> Written problem:
The entries below should be transcribed in their entirety, exactly as written.

> Input data:
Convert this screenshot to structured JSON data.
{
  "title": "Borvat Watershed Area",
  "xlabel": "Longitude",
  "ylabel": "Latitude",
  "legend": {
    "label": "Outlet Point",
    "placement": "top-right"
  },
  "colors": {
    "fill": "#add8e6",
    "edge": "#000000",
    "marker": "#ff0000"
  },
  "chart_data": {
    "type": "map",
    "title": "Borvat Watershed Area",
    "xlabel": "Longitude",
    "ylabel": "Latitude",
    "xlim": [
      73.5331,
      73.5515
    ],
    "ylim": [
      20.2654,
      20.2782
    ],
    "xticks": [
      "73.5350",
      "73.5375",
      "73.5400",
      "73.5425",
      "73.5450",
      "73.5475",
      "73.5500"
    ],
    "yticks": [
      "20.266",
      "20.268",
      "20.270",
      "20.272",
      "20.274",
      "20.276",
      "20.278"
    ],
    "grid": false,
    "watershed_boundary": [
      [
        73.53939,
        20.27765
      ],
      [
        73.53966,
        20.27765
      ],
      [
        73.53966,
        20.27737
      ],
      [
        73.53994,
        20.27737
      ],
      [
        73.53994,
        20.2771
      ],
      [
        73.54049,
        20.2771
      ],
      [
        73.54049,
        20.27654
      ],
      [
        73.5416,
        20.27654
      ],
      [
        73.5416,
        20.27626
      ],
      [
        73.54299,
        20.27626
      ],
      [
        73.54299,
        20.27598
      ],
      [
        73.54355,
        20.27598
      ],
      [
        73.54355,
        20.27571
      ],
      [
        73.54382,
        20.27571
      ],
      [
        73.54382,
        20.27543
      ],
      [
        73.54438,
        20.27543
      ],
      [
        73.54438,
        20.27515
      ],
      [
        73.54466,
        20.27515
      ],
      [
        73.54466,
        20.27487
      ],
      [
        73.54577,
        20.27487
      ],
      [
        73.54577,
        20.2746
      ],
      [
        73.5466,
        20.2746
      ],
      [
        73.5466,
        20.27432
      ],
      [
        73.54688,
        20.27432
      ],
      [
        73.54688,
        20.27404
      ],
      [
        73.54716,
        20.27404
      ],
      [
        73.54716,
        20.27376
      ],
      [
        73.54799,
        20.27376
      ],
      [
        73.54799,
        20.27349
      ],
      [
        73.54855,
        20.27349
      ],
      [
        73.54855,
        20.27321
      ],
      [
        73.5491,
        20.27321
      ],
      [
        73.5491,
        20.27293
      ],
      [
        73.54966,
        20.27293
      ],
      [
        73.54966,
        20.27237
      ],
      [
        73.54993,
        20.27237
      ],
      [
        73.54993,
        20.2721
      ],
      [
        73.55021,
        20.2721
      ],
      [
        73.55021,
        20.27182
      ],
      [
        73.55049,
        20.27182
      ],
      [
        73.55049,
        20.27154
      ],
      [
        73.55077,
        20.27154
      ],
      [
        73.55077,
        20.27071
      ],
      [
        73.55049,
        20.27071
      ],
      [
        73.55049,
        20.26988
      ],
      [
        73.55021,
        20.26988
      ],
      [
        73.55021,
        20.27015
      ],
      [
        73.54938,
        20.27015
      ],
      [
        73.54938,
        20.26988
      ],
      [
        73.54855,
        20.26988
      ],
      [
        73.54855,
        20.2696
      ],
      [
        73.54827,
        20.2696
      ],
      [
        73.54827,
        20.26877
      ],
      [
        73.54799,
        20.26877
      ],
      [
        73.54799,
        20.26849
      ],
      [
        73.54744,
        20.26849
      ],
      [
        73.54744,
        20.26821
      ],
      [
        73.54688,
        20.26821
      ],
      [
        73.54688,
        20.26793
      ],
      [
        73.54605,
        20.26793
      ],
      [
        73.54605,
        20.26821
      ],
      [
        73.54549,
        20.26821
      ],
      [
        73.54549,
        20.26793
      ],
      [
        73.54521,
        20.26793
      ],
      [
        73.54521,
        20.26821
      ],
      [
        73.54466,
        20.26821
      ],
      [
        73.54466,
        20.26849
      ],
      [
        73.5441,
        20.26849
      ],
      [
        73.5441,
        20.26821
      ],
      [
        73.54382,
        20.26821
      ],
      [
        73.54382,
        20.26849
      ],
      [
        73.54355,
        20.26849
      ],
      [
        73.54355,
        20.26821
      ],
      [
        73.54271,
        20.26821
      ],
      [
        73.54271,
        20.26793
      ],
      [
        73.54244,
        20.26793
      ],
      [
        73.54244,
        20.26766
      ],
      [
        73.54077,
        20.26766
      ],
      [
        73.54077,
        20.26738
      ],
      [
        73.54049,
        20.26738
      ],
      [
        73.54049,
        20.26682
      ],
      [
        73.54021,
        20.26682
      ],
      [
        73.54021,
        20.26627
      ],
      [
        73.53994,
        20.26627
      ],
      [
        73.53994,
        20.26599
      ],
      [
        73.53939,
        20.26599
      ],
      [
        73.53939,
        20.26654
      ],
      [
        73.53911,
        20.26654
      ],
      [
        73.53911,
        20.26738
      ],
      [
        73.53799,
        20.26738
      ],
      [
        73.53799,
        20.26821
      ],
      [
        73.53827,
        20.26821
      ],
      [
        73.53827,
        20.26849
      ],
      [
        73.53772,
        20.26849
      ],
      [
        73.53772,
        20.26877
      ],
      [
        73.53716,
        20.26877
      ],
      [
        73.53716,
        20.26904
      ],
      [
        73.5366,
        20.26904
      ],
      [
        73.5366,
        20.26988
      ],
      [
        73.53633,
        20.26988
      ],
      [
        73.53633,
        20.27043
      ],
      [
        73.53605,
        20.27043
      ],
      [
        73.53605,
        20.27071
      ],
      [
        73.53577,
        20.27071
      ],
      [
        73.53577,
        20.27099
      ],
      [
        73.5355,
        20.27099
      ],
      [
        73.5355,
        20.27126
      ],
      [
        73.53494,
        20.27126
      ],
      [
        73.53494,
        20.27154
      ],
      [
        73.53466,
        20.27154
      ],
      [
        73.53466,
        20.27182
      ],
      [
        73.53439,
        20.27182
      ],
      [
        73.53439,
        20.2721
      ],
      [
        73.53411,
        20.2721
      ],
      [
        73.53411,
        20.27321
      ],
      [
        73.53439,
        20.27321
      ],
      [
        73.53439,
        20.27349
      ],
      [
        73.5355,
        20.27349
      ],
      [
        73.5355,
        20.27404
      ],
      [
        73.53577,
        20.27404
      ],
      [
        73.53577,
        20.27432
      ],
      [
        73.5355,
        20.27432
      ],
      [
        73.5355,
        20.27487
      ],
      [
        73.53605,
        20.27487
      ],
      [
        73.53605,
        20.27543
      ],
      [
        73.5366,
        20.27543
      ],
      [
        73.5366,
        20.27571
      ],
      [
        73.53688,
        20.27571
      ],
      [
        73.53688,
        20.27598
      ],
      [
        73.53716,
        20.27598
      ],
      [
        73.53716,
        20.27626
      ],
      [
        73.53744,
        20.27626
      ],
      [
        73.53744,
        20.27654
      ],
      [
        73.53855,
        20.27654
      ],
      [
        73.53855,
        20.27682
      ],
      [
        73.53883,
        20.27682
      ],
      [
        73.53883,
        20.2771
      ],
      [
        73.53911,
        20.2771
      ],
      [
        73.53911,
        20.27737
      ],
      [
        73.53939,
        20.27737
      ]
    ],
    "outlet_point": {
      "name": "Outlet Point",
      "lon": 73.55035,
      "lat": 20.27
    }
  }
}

> Response to the task:
Convert this screenshot to structured JSON data.
{
  "title": "Borvat Watershed Area",
  "xlabel": "Longitude",
  "ylabel": "Latitude",
  "legend": {
    "label": "Outlet Point",
    "placement": "top-right"
  },
  "colors": {
    "fill": "#add8e6",
    "edge": "#000000",
    "marker": "#ff0000"
  },
  "chart_data": {
    "type": "map",
    "title": "Borvat Watershed Area",
    "xlabel": "Longitude",
    "ylabel": "Latitude",
    "xlim": [
      73.5331,
      73.5515
    ],
    "ylim": [
      20.2654,
      20.2782
    ],
    "xticks": [
      "73.5350",
      "73.5375",
      "73.5400",
      "73.5425",
      "73.5450",
      "73.5475",
      "73.5500"
    ],
    "yticks": [
      "20.266",
      "20.268",
      "20.270",
      "20.272",
      "20.274",
      "20.276",
      "20.278"
    ],
    "grid": false,
    "watershed_boundary": [
      [
        73.53939,
        20.27765
      ],
      [
        73.53966,
        20.27765
      ],
      [
        73.53966,
        20.27737
      ],
      [
        73.53994,
        20.27737
      ],
      [
        73.53994,
        20.2771
      ],
      [
        73.54049,
        20.2771
      ],
      [
        73.54049,
        20.27654
      ],
      [
        73.5416,
        20.27654
      ],
      [
        73.5416,
        20.27626
      ],
      [
        73.54299,
        20.27626
      ],
      [
        73.54299,
        20.27598
      ],
      [
        73.54355,
        20.27598
      ],
      [
        73.54355,
        20.27571
      ],
      [
        73.54382,
        20.27571
      ],
      [
        73.54382,
        20.27543
      ],
      [
        73.54438,
        20.27543
      ],
      [
        73.54438,
        20.27515
      ],
      [
        73.54466,
        20.27515
      ],
      [
        73.54466,
        20.27487
      ],
      [
        73.54577,
        20.27487
      ],
      [
        73.54577,
        20.2746
      ],
      [
        73.5466,
        20.2746
      ],
      [
        73.5466,
        20.27432
      ],
      [
        73.54688,
        20.27432
      ],
      [
        73.54688,
        20.27404
      ],
      [
        73.54716,
        20.27404
      ],
      [
        73.54716,
        20.27376
      ],
      [
        73.54799,
        20.27376
      ],
      [
        73.54799,
        20.27349
      ],
      [
        73.54855,
        20.27349
      ],
      [
        73.54855,
        20.27321
      ],
      [
        73.5491,
        20.27321
      ],
      [
        73.5491,
        20.27293
      ],
      [
        73.54966,
        20.27293
      ],
      [
        73.54966,
        20.27237
      ],
      [
        73.54993,
        20.27237
      ],
      [
        73.54993,
        20.2721
      ],
      [
        73.55021,
        20.2721
      ],
      [
        73.55021,
        20.27182
      ],
      [
        73.55049,
        20.27182
      ],
      [
        73.55049,
        20.27154
      ],
      [
        73.55077,
        20.27154
      ],
      [
        73.55077,
        20.27071
      ],
      [
        73.55049,
        20.27071
      ],
      [
        73.55049,
        20.26988
      ],
      [
        73.55021,
        20.26988
      ],
      [
        73.55021,
        20.27015
      ],
      [
        73.54938,
        20.27015
      ],
      [
        73.54938,
        20.26988
      ],
      [
        73.54855,
        20.26988
      ],
      [
        73.54855,
        20.2696
      ],
      [
        73.54827,
        20.2696
      ],
      [
        73.54827,
        20.26877
      ],
      [
        73.54799,
        20.26877
      ],
      [
        73.54799,
        20.26849
      ],
      [
        73.54744,
        20.26849
      ],
      [
        73.54744,
        20.26821
      ],
      [
        73.54688,
        20.26821
      ],
      [
        73.54688,
        20.26793
      ],
      [
        73.54605,
        20.26793
      ],
      [
        73.54605,
        20.26821
      ],
      [
        73.54549,
        20.26821
      ],
      [
        73.54549,
        20.26793
      ],
      [
        73.54521,
        20.26793
      ],
      [
        73.54521,
        20.26821
      ],
      [
        73.54466,
        20.26821
      ],
      [
        73.54466,
        20.26849
      ],
      [
        73.5441,
        20.26849
      ],
      [
        73.5441,
        20.26821
      ],
      [
        73.54382,
        20.26821
      ],
      [
        73.54382,
        20.26849
      ],
      [
        73.54355,
        20.26849
      ],
      [
        73.54355,
        20.26821
      ],
      [
        73.54271,
        20.26821
      ],
      [
        73.54271,
        20.26793
      ],
      [
        73.54244,
        20.26793
      ],
      [
        73.54244,
        20.26766
      ],
      [
        73.54077,
        20.26766
      ],
      [
        73.54077,
        20.26738
      ],
      [
        73.54049,
        20.26738
      ],
      [
        73.54049,
        20.26682
      ],
      [
        73.54021,
        20.26682
      ],
      [
        73.54021,
        20.26627
      ],
      [
        73.53994,
        20.26627
      ],
      [
        73.53994,
        20.26599
      ],
      [
        73.53939,
        20.26599
      ],
      [
        73.53939,
        20.26654
      ],
      [
        73.53911,
        20.26654
      ],
      [
        73.53911,
        20.26738
      ],
      [
        73.53799,
        20.26738
      ],
      [
        73.53799,
        20.26821
      ],
      [
        73.53827,
        20.26821
      ],
      [
        73.53827,
        20.26849
      ],
      [
        73.53772,
        20.26849
      ],
      [
        73.53772,
        20.26877
      ],
      [
        73.53716,
        20.26877
      ],
      [
        73.53716,
        20.26904
      ],
      [
        73.5366,
        20.26904
      ],
      [
        73.5366,
        20.26988
      ],
      [
        73.53633,
        20.26988
      ],
      [
        73.53633,
        20.27043
      ],
      [
        73.53605,
        20.27043
      ],
      [
        73.53605,
        20.27071
      ],
      [
        73.53577,
        20.27071
      ],
      [
        73.53577,
        20.27099
      ],
      [
        73.5355,
        20.27099
      ],
      [
        73.5355,
        20.27126
      ],
      [
        73.53494,
        20.27126
      ],
      [
        73.53494,
        20.27154
      ],
      [
        73.53466,
        20.27154
      ],
      [
        73.53466,
        20.27182
      ],
      [
        73.53439,
        20.27182
      ],
      [
        73.53439,
        20.2721
      ],
      [
        73.53411,
        20.2721
      ],
      [
        73.53411,
        20.27321
      ],
      [
        73.53439,
        20.27321
      ],
      [
        73.53439,
        20.27349
      ],
      [
        73.5355,
        20.27349
      ],
      [
        73.5355,
        20.27404
      ],
      [
        73.53577,
        20.27404
      ],
      [
        73.53577,
        20.27432
      ],
      [
        73.5355,
        20.27432
      ],
      [
        73.5355,
        20.27487
      ],
      [
        73.53605,
        20.27487
      ],
      [
        73.53605,
        20.27543
      ],
      [
        73.5366,
        20.27543
      ],
      [
        73.5366,
        20.27571
      ],
      [
        73.53688,
        20.27571
      ],
      [
        73.53688,
        20.27598
      ],
      [
        73.53716,
        20.27598
      ],
      [
        73.53716,
        20.27626
      ],
      [
        73.53744,
        20.27626
      ],
      [
        73.53744,
        20.27654
      ],
      [
        73.53855,
        20.27654
      ],
      [
        73.53855,
        20.27682
      ],
      [
        73.53883,
        20.27682
      ],
      [
        73.53883,
        20.2771
      ],
      [
        73.53911,
        20.2771
      ],
      [
        73.53911,
        20.27737
      ],
      [
        73.53939,
        20.27737
      ]
    ],
    "outlet_point": {
      "name": "Outlet Point",
      "lon": 73.55035,
      "lat": 20.27
    }
  }
}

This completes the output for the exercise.